TASK REQUIREMENTS =
**a.** Name every package manager mentioned in the Node.js starter template description.
**b.** Reproduce the stretch of the Node.js starter template description from "Creating a repository" through "from this template.".
**c.** Take the Node.js starter template description further, starting after its last line.

PROVIDED TEXT =
This is a template repository for a Node.js with TypeScript and Vitest project.
Creating a repository from a template is similar to forking a repository, but there are important differences, see more here.
See here how to create a repository from this template.
You can also use gh repo create [<name>] [flags]
passing the --template joaovbrandon/node-tstarter
, see more here.
This Node.js Project Starter uses:
- pnpm
- Is recommended to keep using
pnpm
, but npm or yarn can be used, for that delete the pnpm-lock.yaml and install with your prefered tool
- Is recommended to keep using
- TypeScript
- dotenv for environment variables
- Vitest for tests
- tsx for development
- tsup for bundling
- EditorConfig for consistent coding styles between different editors and IDEs
- prettier for code formatting
- eslint for code linting
- husky + lint-staged for git hooks
- commitlint for commit messages linting
- commitizen as a cli helper tool for commit (optional use)

Document structure recognition data:
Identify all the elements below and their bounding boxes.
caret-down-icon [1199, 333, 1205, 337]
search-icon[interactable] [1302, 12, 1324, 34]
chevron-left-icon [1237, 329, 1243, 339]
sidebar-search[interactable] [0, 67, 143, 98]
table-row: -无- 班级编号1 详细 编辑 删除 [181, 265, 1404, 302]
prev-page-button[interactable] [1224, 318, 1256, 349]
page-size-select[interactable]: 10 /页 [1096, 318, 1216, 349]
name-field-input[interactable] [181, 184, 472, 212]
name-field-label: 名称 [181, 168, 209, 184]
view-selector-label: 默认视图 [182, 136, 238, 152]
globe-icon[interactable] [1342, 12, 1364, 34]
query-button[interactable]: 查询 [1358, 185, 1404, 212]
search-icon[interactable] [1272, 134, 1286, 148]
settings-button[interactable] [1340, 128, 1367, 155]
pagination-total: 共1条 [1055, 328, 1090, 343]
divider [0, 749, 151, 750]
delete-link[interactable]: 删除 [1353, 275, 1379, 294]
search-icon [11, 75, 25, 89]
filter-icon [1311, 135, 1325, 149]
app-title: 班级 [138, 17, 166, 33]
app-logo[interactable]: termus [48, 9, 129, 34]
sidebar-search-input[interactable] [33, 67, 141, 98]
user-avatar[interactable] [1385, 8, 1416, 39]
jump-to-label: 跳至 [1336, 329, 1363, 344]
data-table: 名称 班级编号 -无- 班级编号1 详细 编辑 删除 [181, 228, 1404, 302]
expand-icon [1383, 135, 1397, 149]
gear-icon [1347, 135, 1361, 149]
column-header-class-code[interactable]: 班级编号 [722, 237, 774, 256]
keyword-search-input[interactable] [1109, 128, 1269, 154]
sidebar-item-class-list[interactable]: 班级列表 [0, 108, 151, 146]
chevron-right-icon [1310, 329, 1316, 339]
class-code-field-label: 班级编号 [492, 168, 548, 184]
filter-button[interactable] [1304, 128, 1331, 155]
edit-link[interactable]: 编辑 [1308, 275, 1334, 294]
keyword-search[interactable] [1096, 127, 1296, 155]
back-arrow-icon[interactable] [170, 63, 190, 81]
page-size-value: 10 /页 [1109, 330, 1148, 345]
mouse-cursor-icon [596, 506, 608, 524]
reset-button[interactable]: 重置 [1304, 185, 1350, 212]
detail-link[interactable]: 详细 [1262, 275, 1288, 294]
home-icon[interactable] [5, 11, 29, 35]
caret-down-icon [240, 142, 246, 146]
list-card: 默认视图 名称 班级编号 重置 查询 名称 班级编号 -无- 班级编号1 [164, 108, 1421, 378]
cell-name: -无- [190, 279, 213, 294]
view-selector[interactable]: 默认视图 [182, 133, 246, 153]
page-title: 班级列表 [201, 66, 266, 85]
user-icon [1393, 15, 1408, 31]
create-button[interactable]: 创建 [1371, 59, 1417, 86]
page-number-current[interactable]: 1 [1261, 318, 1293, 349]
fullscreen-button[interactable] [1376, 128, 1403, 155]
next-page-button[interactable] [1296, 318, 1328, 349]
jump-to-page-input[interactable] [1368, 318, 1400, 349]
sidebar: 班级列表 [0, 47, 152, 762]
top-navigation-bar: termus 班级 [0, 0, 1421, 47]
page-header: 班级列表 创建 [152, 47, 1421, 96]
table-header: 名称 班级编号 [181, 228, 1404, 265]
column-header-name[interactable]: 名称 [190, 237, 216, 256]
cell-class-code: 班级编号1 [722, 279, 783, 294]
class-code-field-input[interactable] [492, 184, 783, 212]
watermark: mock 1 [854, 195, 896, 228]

RESPONSES PER TASK =
**a.** pnpm, npm, yarn

**b.**
Creating a repository from a template is similar to forking a repository, but there are important differences, see more here.
See here how to create a repository from this template.

**c.**
These are other recommended libraries that isn't in this starter because it is not necessary for all projects:
- pino and pino-pretty for logs
- pino-http for https logs
- tRPC for End-to-end typesafe APIs
- Zod for schema validation with static type inference
- date-fns and date-fns-tz for date manipulation
- RxJS for reactivity
- SuperTest for HTTP tests
Feel free to modify the scripts in the package.json file as you want.
- Run
pnpm test
to run tests and watch it - Run
pnpm test <test-file-path>
to run this single file tests and watch it (example:pnpm test ./src/app.test.ts
) - Run
pnpm test:ui
to run tests with the Vitest UI - Run
pnpm test:coverage
to run generate and see the test coverage
See CI test scripts in the package.json file.
Run pnpm dev
and the app will start.
Run pnpm build:staging
(build with sourcemap) or pnpm build:production
.
- Run
pnpm typecheck
to check types - Run
pnpm prettier
to check code formatting - Run
pnpm prettier:fix
to check and fix issues with code formatting - Run
pnpm lint
to check eslint rules - Run
pnpm lint:fix
to check and fix eslint rules
This starter uses the following ESLint packages:
- @typescript-eslint/eslint-plugin
- @typescript-eslint/parser
- eslint-config-airbnb-base
- eslint-config-prettier
- eslint-import-resolver-alias
- eslint-plugin-import
- eslint-plugin-import-helpers
- eslint-plugin-prettier
- eslint-plugin-sort-destructure-keys
See details in the .eslintrc.cjs and .prettierrc files.
This starter uses commitlint with @commitlint/config-conventional to check commit messages.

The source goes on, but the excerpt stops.